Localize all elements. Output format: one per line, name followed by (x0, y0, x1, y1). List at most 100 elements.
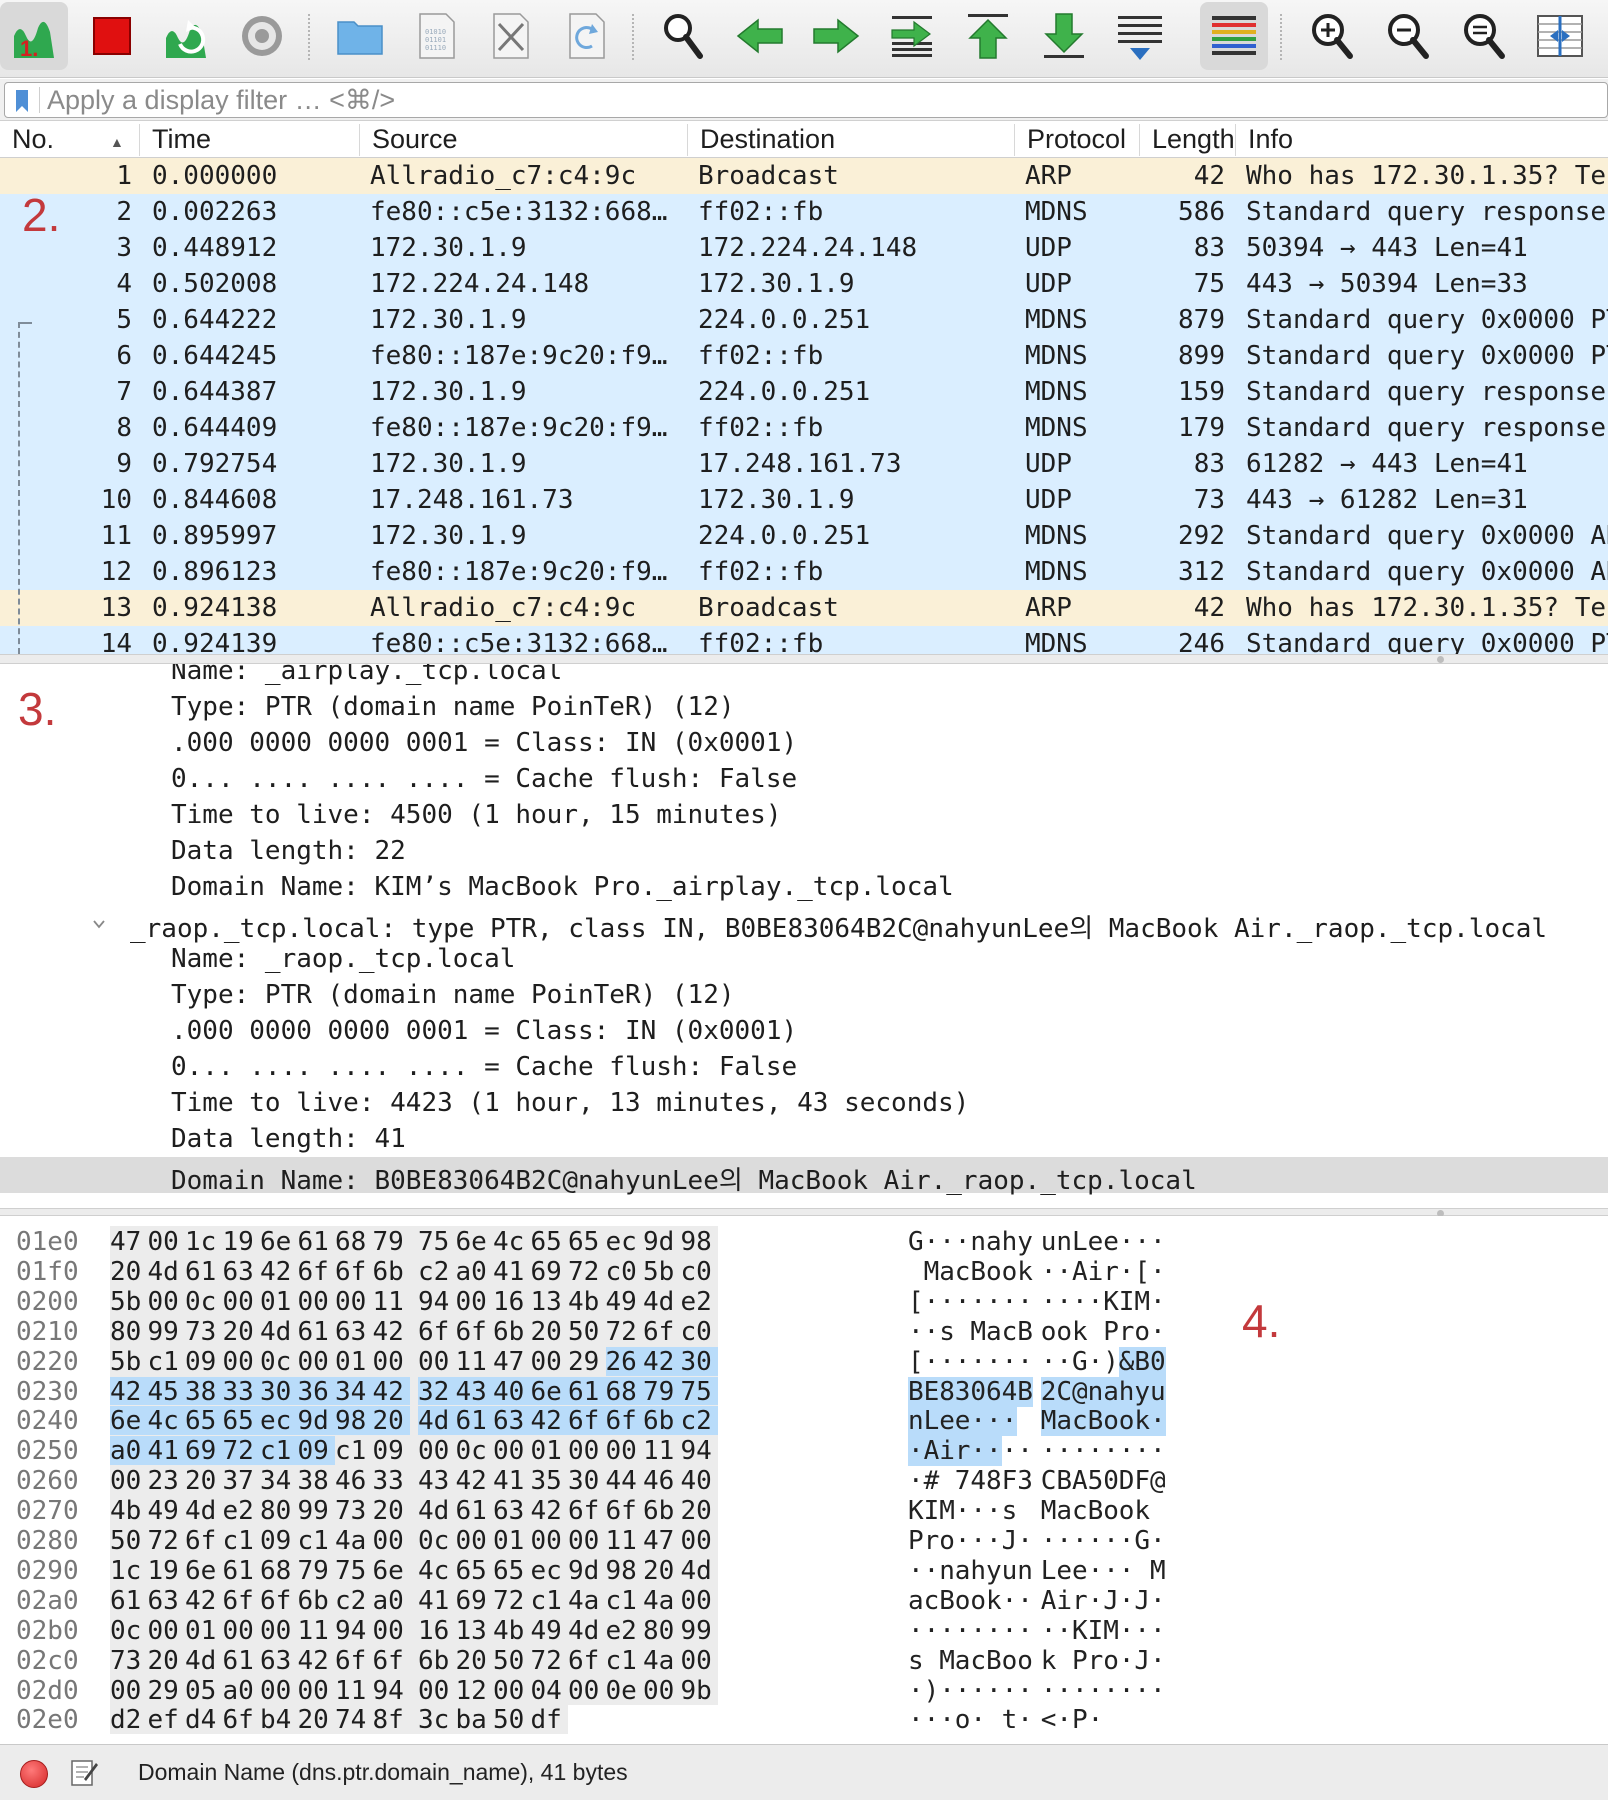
hex-byte[interactable]: 38 (185, 1376, 223, 1407)
hex-bytes[interactable]: 20 4d 61 63 42 6f 6f 6b c2 a0 41 69 72 c0 5b c0 (110, 1255, 718, 1287)
hex-byte[interactable]: 0c (110, 1616, 148, 1646)
hex-byte[interactable]: 79 (373, 1227, 411, 1257)
hex-byte[interactable]: 00 (493, 1676, 531, 1706)
hex-byte[interactable]: 42 (643, 1346, 681, 1377)
hex-byte[interactable]: ec (531, 1556, 569, 1586)
hex-byte[interactable]: 34 (335, 1376, 373, 1407)
hex-byte[interactable]: 6f (223, 1586, 261, 1616)
detail-line[interactable]: Data length: 22 (0, 833, 1608, 869)
hex-bytes[interactable]: 61 63 42 6f 6f 6b c2 a0 41 69 72 c1 4a c1 4a 00 (110, 1584, 718, 1616)
hex-byte[interactable]: 3c (418, 1705, 456, 1735)
hex-byte[interactable]: 00 (260, 1676, 298, 1706)
hex-byte[interactable]: 42 (260, 1257, 298, 1287)
hex-byte[interactable]: 9b (681, 1676, 719, 1706)
hex-byte[interactable]: c1 (223, 1526, 261, 1556)
hex-byte[interactable]: 42 (298, 1646, 336, 1676)
hex-byte[interactable]: c2 (680, 1406, 718, 1437)
hex-byte[interactable]: 11 (298, 1616, 336, 1646)
hex-byte[interactable]: 63 (493, 1496, 531, 1526)
hex-byte[interactable]: 19 (223, 1227, 261, 1257)
hex-byte[interactable]: 79 (298, 1556, 336, 1586)
hex-byte[interactable]: 68 (605, 1376, 643, 1407)
hex-byte[interactable]: 6b (298, 1586, 336, 1616)
hex-byte[interactable]: 75 (335, 1556, 373, 1586)
go-last-button[interactable] (1030, 2, 1098, 70)
save-file-button[interactable]: 01010 01101 01110 (402, 2, 470, 70)
hex-byte[interactable]: d2 (110, 1705, 148, 1735)
detail-line[interactable]: Data length: 41 (0, 1121, 1608, 1157)
hex-byte[interactable]: 44 (606, 1466, 644, 1496)
hex-byte[interactable]: c1 (606, 1586, 644, 1616)
hex-byte[interactable]: 1c (185, 1227, 223, 1257)
hex-byte[interactable]: 79 (643, 1376, 681, 1407)
hex-byte[interactable]: 61 (456, 1496, 494, 1526)
hex-byte[interactable]: 01 (493, 1526, 531, 1556)
hex-byte[interactable]: 40 (681, 1466, 719, 1496)
hex-byte[interactable]: a0 (373, 1586, 411, 1616)
packet-row[interactable]: 12 0.896123 fe80::187e:9c20:f9… ff02::fb MDN… (0, 554, 1608, 590)
hex-byte[interactable]: 49 (148, 1496, 186, 1526)
hex-byte[interactable]: 20 (298, 1705, 336, 1735)
hex-byte[interactable]: 50 (493, 1705, 531, 1735)
zoom-in-button[interactable] (1298, 2, 1366, 70)
hex-byte[interactable]: 73 (335, 1496, 373, 1526)
column-header-no[interactable]: No. ▲ (0, 124, 140, 156)
hex-byte[interactable]: 72 (493, 1586, 531, 1616)
column-header-destination[interactable]: Destination (688, 124, 1015, 156)
hex-byte[interactable]: 4a (643, 1646, 681, 1676)
detail-line[interactable]: Time to live: 4500 (1 hour, 15 minutes) (0, 797, 1608, 833)
hex-byte[interactable]: 4d (568, 1616, 606, 1646)
hex-byte[interactable]: a0 (223, 1676, 261, 1706)
hex-byte[interactable]: 00 (373, 1347, 411, 1377)
hex-byte[interactable]: 20 (531, 1317, 569, 1347)
hex-byte[interactable]: 00 (223, 1616, 261, 1646)
hex-byte[interactable]: c0 (681, 1317, 719, 1347)
hex-byte[interactable]: 72 (222, 1436, 260, 1467)
hex-byte[interactable]: c0 (606, 1257, 644, 1287)
hex-byte[interactable]: 46 (335, 1466, 373, 1496)
hex-byte[interactable]: 6e (110, 1406, 148, 1437)
hex-bytes[interactable]: 50 72 6f c1 09 c1 4a 00 0c 00 01 00 00 11 47 00 (110, 1525, 718, 1556)
hex-byte[interactable]: ec (260, 1406, 298, 1437)
hex-byte[interactable]: 11 (606, 1526, 644, 1556)
hex-bytes[interactable]: 80 99 73 20 4d 61 63 42 6f 6f 6b 20 50 72 6f c0 (110, 1315, 719, 1347)
hex-byte[interactable]: 41 (418, 1586, 456, 1616)
hex-byte[interactable]: 00 (148, 1616, 186, 1646)
hex-byte[interactable]: 00 (298, 1347, 336, 1377)
hex-byte[interactable]: 63 (148, 1586, 186, 1616)
capture-comment-icon[interactable] (70, 1757, 98, 1787)
hex-byte[interactable]: 6f (418, 1317, 456, 1347)
hex-byte[interactable]: c1 (148, 1347, 186, 1377)
hex-byte[interactable]: a0 (456, 1257, 494, 1287)
hex-bytes[interactable]: 00 29 05 a0 00 00 11 94 00 12 00 04 00 0e 00 9b (110, 1674, 719, 1706)
packet-details-tree[interactable]: Name: _airplay._tcp.local Type: PTR (doma… (0, 664, 1608, 1210)
hex-byte[interactable]: 4a (335, 1526, 373, 1556)
hex-bytes[interactable]: 42 45 38 33 30 36 34 42 32 43 40 6e 61 68 79 75 (110, 1375, 718, 1407)
hex-byte[interactable]: 30 (680, 1346, 718, 1377)
hex-byte[interactable]: 41 (493, 1466, 531, 1496)
hex-bytes[interactable]: 47 00 1c 19 6e 61 68 79 75 6e 4c 65 65 ec 9d 98 (110, 1226, 718, 1257)
start-capture-button[interactable]: 1. (0, 2, 68, 70)
hex-bytes[interactable]: d2 ef d4 6f b4 20 74 8f 3c ba 50 df (110, 1704, 569, 1735)
hex-byte[interactable]: 80 (260, 1496, 298, 1526)
go-back-button[interactable] (726, 2, 794, 70)
hex-byte[interactable]: a0 (110, 1436, 148, 1467)
hex-byte[interactable]: 73 (110, 1646, 148, 1676)
hex-byte[interactable]: 50 (110, 1526, 148, 1556)
hex-byte[interactable]: 20 (643, 1556, 681, 1586)
hex-byte[interactable]: 43 (418, 1466, 456, 1496)
hex-byte[interactable]: 4d (418, 1496, 456, 1526)
hex-byte[interactable]: 16 (418, 1616, 456, 1646)
packet-row[interactable]: 7 0.644387 172.30.1.9 224.0.0.251 MDNS 159 Sta… (0, 374, 1608, 410)
hex-byte[interactable]: c2 (418, 1257, 456, 1287)
hex-byte[interactable]: b4 (260, 1705, 298, 1735)
hex-byte[interactable]: 00 (643, 1676, 681, 1706)
hex-byte[interactable]: 00 (110, 1466, 148, 1496)
hex-byte[interactable]: 72 (148, 1526, 186, 1556)
hex-byte[interactable]: 8f (373, 1705, 411, 1735)
hex-byte[interactable]: 68 (260, 1556, 298, 1586)
hex-byte[interactable]: 4d (418, 1406, 456, 1437)
hex-byte[interactable]: 6f (568, 1406, 606, 1437)
hex-byte[interactable]: 00 (606, 1436, 644, 1466)
hex-byte[interactable]: df (531, 1705, 569, 1735)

= WHAT IS ASKED =
Copy the rows above word for word, from the row with "hex-byte[interactable]: 38 (185, 1376, 223, 1407)" up to and including the row with "hex-byte[interactable]: 00 (493, 1676, 531, 1706)".

= FULL OUTPUT =
hex-byte[interactable]: 38 (185, 1376, 223, 1407)
hex-bytes[interactable]: 20 4d 61 63 42 6f 6f 6b c2 a0 41 69 72 c0 5b c0 (110, 1255, 718, 1287)
hex-byte[interactable]: 0c (110, 1616, 148, 1646)
hex-byte[interactable]: 79 (373, 1227, 411, 1257)
hex-byte[interactable]: 00 (493, 1676, 531, 1706)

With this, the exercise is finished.